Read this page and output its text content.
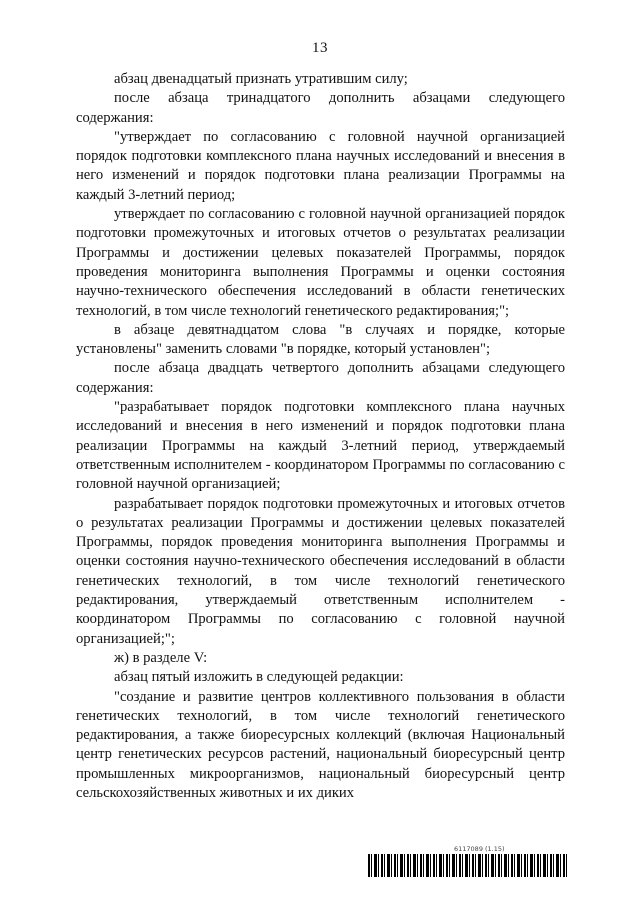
13

абзац двенадцатый признать утратившим силу;

после абзаца тринадцатого дополнить абзацами следующего содержания:

"утверждает по согласованию с головной научной организацией порядок подготовки комплексного плана научных исследований и внесения в него изменений и порядок подготовки плана реализации Программы на каждый 3-летний период;

утверждает по согласованию с головной научной организацией порядок подготовки промежуточных и итоговых отчетов о результатах реализации Программы и достижении целевых показателей Программы, порядок проведения мониторинга выполнения Программы и оценки состояния научно-технического обеспечения исследований в области генетических технологий, в том числе технологий генетического редактирования;";

в абзаце девятнадцатом слова "в случаях и порядке, которые установлены" заменить словами "в порядке, который установлен";

после абзаца двадцать четвертого дополнить абзацами следующего содержания:

"разрабатывает порядок подготовки комплексного плана научных исследований и внесения в него изменений и порядок подготовки плана реализации Программы на каждый 3-летний период, утверждаемый ответственным исполнителем - координатором Программы по согласованию с головной научной организацией;

разрабатывает порядок подготовки промежуточных и итоговых отчетов о результатах реализации Программы и достижении целевых показателей Программы, порядок проведения мониторинга выполнения Программы и оценки состояния научно-технического обеспечения исследований в области генетических технологий, в том числе технологий генетического редактирования, утверждаемый ответственным исполнителем - координатором Программы по согласованию с головной научной организацией;";

ж) в разделе V:

абзац пятый изложить в следующей редакции:

"создание и развитие центров коллективного пользования в области генетических технологий, в том числе технологий генетического редактирования, а также биоресурсных коллекций (включая Национальный центр генетических ресурсов растений, национальный биоресурсный центр промышленных микроорганизмов, национальный биоресурсный центр сельскохозяйственных животных и их диких

6117089 (1.15)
--------
§ **The task**: Reproduce every record word for word. The copy must contain no pictures.

§ **The solution**:
Read this page and output its text content.
13

абзац двенадцатый признать утратившим силу;

после абзаца тринадцатого дополнить абзацами следующего содержания:

"утверждает по согласованию с головной научной организацией порядок подготовки комплексного плана научных исследований и внесения в него изменений и порядок подготовки плана реализации Программы на каждый 3-летний период;

утверждает по согласованию с головной научной организацией порядок подготовки промежуточных и итоговых отчетов о результатах реализации Программы и достижении целевых показателей Программы, порядок проведения мониторинга выполнения Программы и оценки состояния научно-технического обеспечения исследований в области генетических технологий, в том числе технологий генетического редактирования;";

в абзаце девятнадцатом слова "в случаях и порядке, которые установлены" заменить словами "в порядке, который установлен";

после абзаца двадцать четвертого дополнить абзацами следующего содержания:

"разрабатывает порядок подготовки комплексного плана научных исследований и внесения в него изменений и порядок подготовки плана реализации Программы на каждый 3-летний период, утверждаемый ответственным исполнителем - координатором Программы по согласованию с головной научной организацией;

разрабатывает порядок подготовки промежуточных и итоговых отчетов о результатах реализации Программы и достижении целевых показателей Программы, порядок проведения мониторинга выполнения Программы и оценки состояния научно-технического обеспечения исследований в области генетических технологий, в том числе технологий генетического редактирования, утверждаемый ответственным исполнителем - координатором Программы по согласованию с головной научной организацией;";

ж) в разделе V:

абзац пятый изложить в следующей редакции:

"создание и развитие центров коллективного пользования в области генетических технологий, в том числе технологий генетического редактирования, а также биоресурсных коллекций (включая Национальный центр генетических ресурсов растений, национальный биоресурсный центр промышленных микроорганизмов, национальный биоресурсный центр сельскохозяйственных животных и их диких

6117089 (1.15)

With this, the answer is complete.